**** Provided material ****

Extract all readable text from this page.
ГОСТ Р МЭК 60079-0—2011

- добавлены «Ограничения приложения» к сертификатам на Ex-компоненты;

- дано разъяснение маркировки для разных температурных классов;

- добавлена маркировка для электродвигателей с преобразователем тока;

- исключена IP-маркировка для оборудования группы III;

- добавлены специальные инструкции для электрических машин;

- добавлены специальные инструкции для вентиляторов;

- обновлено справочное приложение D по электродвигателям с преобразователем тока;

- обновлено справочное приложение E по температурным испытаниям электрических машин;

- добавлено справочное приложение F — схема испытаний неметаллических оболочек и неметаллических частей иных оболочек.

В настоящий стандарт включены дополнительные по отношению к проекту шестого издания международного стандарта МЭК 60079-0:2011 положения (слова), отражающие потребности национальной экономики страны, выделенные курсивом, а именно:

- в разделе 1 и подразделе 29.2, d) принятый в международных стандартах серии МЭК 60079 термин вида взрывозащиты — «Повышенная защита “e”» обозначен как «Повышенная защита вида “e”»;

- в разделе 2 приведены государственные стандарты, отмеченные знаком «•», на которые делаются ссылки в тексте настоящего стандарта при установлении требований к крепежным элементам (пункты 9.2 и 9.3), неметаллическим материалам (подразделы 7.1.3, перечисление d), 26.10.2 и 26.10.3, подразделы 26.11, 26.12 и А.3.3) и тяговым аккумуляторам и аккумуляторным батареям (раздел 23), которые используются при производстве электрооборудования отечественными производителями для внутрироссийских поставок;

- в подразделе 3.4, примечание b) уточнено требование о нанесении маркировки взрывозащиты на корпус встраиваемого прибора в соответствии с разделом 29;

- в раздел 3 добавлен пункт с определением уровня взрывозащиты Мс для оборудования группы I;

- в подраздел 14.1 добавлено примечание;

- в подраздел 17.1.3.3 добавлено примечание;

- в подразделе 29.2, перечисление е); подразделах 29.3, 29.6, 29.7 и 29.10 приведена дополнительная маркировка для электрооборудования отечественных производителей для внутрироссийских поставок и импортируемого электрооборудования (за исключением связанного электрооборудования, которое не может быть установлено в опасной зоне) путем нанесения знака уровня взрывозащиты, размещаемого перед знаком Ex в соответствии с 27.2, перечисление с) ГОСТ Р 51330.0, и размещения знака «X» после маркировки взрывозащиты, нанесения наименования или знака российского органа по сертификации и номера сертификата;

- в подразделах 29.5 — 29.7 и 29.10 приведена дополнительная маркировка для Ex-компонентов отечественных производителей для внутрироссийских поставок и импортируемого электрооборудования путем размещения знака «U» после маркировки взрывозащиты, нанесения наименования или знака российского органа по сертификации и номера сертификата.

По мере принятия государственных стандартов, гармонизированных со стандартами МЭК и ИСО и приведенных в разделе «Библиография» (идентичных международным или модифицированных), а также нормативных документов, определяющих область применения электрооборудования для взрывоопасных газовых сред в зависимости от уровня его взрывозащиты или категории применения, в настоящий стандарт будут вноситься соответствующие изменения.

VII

****

[The exercise]:
Your task is to repeat each line of the material exactly.

[Solution]:
Extract all readable text from this page.
ГОСТ Р МЭК 60079-0—2011

- добавлены «Ограничения приложения» к сертификатам на Ex-компоненты;

- дано разъяснение маркировки для разных температурных классов;

- добавлена маркировка для электродвигателей с преобразователем тока;

- исключена IP-маркировка для оборудования группы III;

- добавлены специальные инструкции для электрических машин;

- добавлены специальные инструкции для вентиляторов;

- обновлено справочное приложение D по электродвигателям с преобразователем тока;

- обновлено справочное приложение E по температурным испытаниям электрических машин;

- добавлено справочное приложение F — схема испытаний неметаллических оболочек и неметаллических частей иных оболочек.

В настоящий стандарт включены дополнительные по отношению к проекту шестого издания международного стандарта МЭК 60079-0:2011 положения (слова), отражающие потребности национальной экономики страны, выделенные курсивом, а именно:

- в разделе 1 и подразделе 29.2, d) принятый в международных стандартах серии МЭК 60079 термин вида взрывозащиты — «Повышенная защита “e”» обозначен как «Повышенная защита вида “e”»;

- в разделе 2 приведены государственные стандарты, отмеченные знаком «•», на которые делаются ссылки в тексте настоящего стандарта при установлении требований к крепежным элементам (пункты 9.2 и 9.3), неметаллическим материалам (подразделы 7.1.3, перечисление d), 26.10.2 и 26.10.3, подразделы 26.11, 26.12 и А.3.3) и тяговым аккумуляторам и аккумуляторным батареям (раздел 23), которые используются при производстве электрооборудования отечественными производителями для внутрироссийских поставок;

- в подразделе 3.4, примечание b) уточнено требование о нанесении маркировки взрывозащиты на корпус встраиваемого прибора в соответствии с разделом 29;

- в раздел 3 добавлен пункт с определением уровня взрывозащиты Мс для оборудования группы I;

- в подраздел 14.1 добавлено примечание;

- в подраздел 17.1.3.3 добавлено примечание;

- в подразделе 29.2, перечисление е); подразделах 29.3, 29.6, 29.7 и 29.10 приведена дополнительная маркировка для электрооборудования отечественных производителей для внутрироссийских поставок и импортируемого электрооборудования (за исключением связанного электрооборудования, которое не может быть установлено в опасной зоне) путем нанесения знака уровня взрывозащиты, размещаемого перед знаком Ex в соответствии с 27.2, перечисление с) ГОСТ Р 51330.0, и размещения знака «X» после маркировки взрывозащиты, нанесения наименования или знака российского органа по сертификации и номера сертификата;

- в подразделах 29.5 — 29.7 и 29.10 приведена дополнительная маркировка для Ex-компонентов отечественных производителей для внутрироссийских поставок и импортируемого электрооборудования путем размещения знака «U» после маркировки взрывозащиты, нанесения наименования или знака российского органа по сертификации и номера сертификата.

По мере принятия государственных стандартов, гармонизированных со стандартами МЭК и ИСО и приведенных в разделе «Библиография» (идентичных международным или модифицированных), а также нормативных документов, определяющих область применения электрооборудования для взрывоопасных газовых сред в зависимости от уровня его взрывозащиты или категории применения, в настоящий стандарт будут вноситься соответствующие изменения.

VII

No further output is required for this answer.